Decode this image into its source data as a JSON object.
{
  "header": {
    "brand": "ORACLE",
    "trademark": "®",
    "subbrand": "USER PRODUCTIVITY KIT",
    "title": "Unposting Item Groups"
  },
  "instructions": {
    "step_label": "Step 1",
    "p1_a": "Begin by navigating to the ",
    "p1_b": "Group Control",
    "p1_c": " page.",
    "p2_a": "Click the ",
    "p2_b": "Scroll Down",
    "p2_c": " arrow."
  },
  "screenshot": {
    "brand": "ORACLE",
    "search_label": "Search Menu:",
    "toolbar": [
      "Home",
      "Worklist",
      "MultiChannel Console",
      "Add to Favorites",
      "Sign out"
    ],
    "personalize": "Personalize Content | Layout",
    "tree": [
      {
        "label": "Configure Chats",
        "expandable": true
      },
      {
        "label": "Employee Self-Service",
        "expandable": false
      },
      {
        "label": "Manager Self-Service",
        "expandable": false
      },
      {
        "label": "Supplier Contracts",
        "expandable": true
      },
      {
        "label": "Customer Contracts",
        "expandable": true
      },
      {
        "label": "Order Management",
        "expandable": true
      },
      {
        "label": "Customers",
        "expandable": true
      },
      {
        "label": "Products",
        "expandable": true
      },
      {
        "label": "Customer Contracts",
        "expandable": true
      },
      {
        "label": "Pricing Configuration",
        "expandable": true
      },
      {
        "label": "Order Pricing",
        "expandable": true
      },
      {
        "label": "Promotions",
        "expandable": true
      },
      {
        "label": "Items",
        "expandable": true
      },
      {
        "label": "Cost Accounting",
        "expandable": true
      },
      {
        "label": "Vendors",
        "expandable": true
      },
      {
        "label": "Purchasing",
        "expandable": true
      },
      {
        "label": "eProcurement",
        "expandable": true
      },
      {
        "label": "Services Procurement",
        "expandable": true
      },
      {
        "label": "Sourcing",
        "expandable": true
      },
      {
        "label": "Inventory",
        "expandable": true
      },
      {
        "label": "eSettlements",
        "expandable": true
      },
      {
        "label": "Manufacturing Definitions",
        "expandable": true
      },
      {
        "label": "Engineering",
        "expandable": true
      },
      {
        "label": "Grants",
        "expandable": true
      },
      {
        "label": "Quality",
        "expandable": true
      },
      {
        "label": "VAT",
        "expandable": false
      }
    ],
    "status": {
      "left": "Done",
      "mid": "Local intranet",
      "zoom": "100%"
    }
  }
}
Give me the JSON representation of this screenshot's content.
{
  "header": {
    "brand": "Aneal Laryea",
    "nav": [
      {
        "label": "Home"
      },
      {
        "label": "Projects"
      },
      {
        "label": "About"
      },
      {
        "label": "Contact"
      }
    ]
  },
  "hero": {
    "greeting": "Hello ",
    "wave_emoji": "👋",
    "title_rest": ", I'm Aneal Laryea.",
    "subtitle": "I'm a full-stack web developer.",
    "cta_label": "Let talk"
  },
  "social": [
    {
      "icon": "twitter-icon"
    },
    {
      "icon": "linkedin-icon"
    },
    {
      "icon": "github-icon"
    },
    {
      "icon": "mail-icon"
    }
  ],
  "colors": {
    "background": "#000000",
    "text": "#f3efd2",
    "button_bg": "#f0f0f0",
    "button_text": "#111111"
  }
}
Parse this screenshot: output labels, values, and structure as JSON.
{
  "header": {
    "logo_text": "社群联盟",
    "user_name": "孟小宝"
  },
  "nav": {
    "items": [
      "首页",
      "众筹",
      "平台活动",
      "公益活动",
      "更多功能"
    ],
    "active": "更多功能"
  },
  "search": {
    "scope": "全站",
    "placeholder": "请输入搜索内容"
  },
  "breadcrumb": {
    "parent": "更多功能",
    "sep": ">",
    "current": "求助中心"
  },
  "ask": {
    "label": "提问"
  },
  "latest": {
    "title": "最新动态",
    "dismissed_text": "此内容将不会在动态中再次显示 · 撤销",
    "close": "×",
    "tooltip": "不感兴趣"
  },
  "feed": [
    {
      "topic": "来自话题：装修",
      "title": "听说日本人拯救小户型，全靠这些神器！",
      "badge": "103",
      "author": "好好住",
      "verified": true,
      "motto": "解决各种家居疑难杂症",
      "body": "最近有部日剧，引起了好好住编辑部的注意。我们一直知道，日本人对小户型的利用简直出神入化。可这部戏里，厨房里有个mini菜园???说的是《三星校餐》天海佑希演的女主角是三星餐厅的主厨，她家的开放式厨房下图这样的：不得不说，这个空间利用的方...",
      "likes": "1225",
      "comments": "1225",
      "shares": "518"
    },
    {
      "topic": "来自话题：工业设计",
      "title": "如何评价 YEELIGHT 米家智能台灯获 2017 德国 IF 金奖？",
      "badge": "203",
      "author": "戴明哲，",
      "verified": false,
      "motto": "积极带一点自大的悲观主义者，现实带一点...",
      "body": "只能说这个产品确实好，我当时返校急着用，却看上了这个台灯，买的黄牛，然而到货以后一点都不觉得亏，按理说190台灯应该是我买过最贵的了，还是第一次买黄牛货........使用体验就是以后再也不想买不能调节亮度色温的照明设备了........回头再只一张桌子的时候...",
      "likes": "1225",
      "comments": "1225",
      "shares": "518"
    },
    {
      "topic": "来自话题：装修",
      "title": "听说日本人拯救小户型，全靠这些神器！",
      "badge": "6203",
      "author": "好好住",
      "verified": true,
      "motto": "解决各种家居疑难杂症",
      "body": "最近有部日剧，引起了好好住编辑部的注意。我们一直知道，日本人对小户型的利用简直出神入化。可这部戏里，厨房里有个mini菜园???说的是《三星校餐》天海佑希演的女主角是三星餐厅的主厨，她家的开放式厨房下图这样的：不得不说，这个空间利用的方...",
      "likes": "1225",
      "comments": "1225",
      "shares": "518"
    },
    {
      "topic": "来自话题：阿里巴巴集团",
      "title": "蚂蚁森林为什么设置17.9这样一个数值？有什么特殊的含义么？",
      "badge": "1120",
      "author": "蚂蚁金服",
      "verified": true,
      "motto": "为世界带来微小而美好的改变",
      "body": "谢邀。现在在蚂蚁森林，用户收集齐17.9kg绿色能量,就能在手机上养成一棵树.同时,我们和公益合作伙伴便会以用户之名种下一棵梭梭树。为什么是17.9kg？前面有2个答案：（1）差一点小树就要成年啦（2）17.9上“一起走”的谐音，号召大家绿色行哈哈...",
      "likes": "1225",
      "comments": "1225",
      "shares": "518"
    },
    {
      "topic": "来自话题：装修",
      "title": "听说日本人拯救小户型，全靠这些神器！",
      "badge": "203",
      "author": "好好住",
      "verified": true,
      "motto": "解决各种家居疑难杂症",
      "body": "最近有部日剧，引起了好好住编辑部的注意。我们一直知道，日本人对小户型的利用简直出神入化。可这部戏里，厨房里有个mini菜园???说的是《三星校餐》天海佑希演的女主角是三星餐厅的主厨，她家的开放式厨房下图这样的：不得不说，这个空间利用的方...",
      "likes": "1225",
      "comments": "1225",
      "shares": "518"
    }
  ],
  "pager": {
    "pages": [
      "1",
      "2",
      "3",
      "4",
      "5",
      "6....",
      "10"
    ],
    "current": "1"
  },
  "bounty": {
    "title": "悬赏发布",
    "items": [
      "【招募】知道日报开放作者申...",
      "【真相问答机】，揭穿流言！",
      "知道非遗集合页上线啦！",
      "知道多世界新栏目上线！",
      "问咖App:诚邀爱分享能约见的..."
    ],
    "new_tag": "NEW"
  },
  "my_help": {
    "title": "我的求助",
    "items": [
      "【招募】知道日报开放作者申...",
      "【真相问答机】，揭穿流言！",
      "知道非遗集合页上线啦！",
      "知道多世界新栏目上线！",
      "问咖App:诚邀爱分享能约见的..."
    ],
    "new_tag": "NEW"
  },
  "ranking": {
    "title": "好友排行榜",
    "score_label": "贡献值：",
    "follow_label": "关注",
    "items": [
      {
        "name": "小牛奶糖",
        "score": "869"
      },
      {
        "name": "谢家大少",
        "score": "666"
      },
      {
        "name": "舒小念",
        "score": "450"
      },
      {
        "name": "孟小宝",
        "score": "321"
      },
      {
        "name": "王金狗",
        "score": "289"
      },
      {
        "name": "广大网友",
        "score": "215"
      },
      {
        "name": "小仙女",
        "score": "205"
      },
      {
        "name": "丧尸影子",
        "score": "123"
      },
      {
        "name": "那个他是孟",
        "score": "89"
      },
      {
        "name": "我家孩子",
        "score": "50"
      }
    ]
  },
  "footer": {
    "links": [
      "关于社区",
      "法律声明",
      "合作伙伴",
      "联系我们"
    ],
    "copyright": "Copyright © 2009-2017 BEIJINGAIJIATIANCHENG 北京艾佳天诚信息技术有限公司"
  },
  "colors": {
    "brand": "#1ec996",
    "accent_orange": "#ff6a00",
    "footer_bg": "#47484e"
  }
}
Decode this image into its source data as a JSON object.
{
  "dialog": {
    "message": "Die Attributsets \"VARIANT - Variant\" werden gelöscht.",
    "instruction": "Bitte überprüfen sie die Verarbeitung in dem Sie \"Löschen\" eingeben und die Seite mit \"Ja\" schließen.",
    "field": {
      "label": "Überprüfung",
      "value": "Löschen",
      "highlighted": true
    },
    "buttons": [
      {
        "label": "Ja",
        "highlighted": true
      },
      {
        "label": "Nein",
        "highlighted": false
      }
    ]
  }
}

******

[Task goal]:
Review the preceding data and report every line that includes the string "Laryea".

[Task output]:
    "brand": "Aneal Laryea",
    "title_rest": ", I'm Aneal Laryea.",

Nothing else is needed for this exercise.